YOUR INSTRUCTIONS: Repeat all of the data precisely.

DATASET RECORDS:
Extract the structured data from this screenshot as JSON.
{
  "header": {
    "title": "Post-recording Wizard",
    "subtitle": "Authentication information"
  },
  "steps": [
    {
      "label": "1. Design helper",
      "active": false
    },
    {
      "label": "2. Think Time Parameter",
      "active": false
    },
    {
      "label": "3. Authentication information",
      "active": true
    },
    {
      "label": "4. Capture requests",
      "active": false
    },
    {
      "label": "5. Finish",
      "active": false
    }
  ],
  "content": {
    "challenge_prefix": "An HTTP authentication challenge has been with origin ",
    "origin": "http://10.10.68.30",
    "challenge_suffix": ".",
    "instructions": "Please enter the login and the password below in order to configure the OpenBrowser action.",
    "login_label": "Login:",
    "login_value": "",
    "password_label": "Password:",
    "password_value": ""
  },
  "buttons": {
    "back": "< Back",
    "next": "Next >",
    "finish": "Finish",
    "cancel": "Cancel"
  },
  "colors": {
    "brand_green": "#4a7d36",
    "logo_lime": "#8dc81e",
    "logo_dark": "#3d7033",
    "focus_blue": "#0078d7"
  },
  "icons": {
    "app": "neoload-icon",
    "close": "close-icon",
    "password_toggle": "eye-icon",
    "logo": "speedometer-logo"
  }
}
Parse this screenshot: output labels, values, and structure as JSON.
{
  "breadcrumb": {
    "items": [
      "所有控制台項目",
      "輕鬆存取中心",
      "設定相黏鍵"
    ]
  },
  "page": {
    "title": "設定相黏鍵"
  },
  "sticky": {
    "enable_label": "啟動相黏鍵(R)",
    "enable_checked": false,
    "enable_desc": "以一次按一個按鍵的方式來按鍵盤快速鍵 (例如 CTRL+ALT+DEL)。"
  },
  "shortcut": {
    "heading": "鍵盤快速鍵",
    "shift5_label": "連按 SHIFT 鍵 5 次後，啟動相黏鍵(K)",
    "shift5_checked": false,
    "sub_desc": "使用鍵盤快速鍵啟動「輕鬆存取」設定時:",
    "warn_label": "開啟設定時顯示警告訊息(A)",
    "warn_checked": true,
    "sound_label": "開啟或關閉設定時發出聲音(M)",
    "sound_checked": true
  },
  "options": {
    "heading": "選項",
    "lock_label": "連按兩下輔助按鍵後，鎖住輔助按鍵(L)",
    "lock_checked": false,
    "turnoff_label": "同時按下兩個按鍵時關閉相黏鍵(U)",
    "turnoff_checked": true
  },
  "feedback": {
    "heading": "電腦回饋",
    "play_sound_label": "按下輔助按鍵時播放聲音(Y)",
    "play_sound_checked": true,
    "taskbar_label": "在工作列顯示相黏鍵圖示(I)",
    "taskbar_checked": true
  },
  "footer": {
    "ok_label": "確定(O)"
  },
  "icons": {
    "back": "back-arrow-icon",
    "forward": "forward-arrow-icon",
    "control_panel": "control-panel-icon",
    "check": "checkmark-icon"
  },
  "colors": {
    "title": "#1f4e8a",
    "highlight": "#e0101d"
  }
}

SOLUTION TO THIS PROBLEM:
Extract the structured data from this screenshot as JSON.
{
  "header": {
    "title": "Post-recording Wizard",
    "subtitle": "Authentication information"
  },
  "steps": [
    {
      "label": "1. Design helper",
      "active": false
    },
    {
      "label": "2. Think Time Parameter",
      "active": false
    },
    {
      "label": "3. Authentication information",
      "active": true
    },
    {
      "label": "4. Capture requests",
      "active": false
    },
    {
      "label": "5. Finish",
      "active": false
    }
  ],
  "content": {
    "challenge_prefix": "An HTTP authentication challenge has been with origin ",
    "origin": "http://10.10.68.30",
    "challenge_suffix": ".",
    "instructions": "Please enter the login and the password below in order to configure the OpenBrowser action.",
    "login_label": "Login:",
    "login_value": "",
    "password_label": "Password:",
    "password_value": ""
  },
  "buttons": {
    "back": "< Back",
    "next": "Next >",
    "finish": "Finish",
    "cancel": "Cancel"
  },
  "colors": {
    "brand_green": "#4a7d36",
    "logo_lime": "#8dc81e",
    "logo_dark": "#3d7033",
    "focus_blue": "#0078d7"
  },
  "icons": {
    "app": "neoload-icon",
    "close": "close-icon",
    "password_toggle": "eye-icon",
    "logo": "speedometer-logo"
  }
}
Parse this screenshot: output labels, values, and structure as JSON.
{
  "breadcrumb": {
    "items": [
      "所有控制台項目",
      "輕鬆存取中心",
      "設定相黏鍵"
    ]
  },
  "page": {
    "title": "設定相黏鍵"
  },
  "sticky": {
    "enable_label": "啟動相黏鍵(R)",
    "enable_checked": false,
    "enable_desc": "以一次按一個按鍵的方式來按鍵盤快速鍵 (例如 CTRL+ALT+DEL)。"
  },
  "shortcut": {
    "heading": "鍵盤快速鍵",
    "shift5_label": "連按 SHIFT 鍵 5 次後，啟動相黏鍵(K)",
    "shift5_checked": false,
    "sub_desc": "使用鍵盤快速鍵啟動「輕鬆存取」設定時:",
    "warn_label": "開啟設定時顯示警告訊息(A)",
    "warn_checked": true,
    "sound_label": "開啟或關閉設定時發出聲音(M)",
    "sound_checked": true
  },
  "options": {
    "heading": "選項",
    "lock_label": "連按兩下輔助按鍵後，鎖住輔助按鍵(L)",
    "lock_checked": false,
    "turnoff_label": "同時按下兩個按鍵時關閉相黏鍵(U)",
    "turnoff_checked": true
  },
  "feedback": {
    "heading": "電腦回饋",
    "play_sound_label": "按下輔助按鍵時播放聲音(Y)",
    "play_sound_checked": true,
    "taskbar_label": "在工作列顯示相黏鍵圖示(I)",
    "taskbar_checked": true
  },
  "footer": {
    "ok_label": "確定(O)"
  },
  "icons": {
    "back": "back-arrow-icon",
    "forward": "forward-arrow-icon",
    "control_panel": "control-panel-icon",
    "check": "checkmark-icon"
  },
  "colors": {
    "title": "#1f4e8a",
    "highlight": "#e0101d"
  }
}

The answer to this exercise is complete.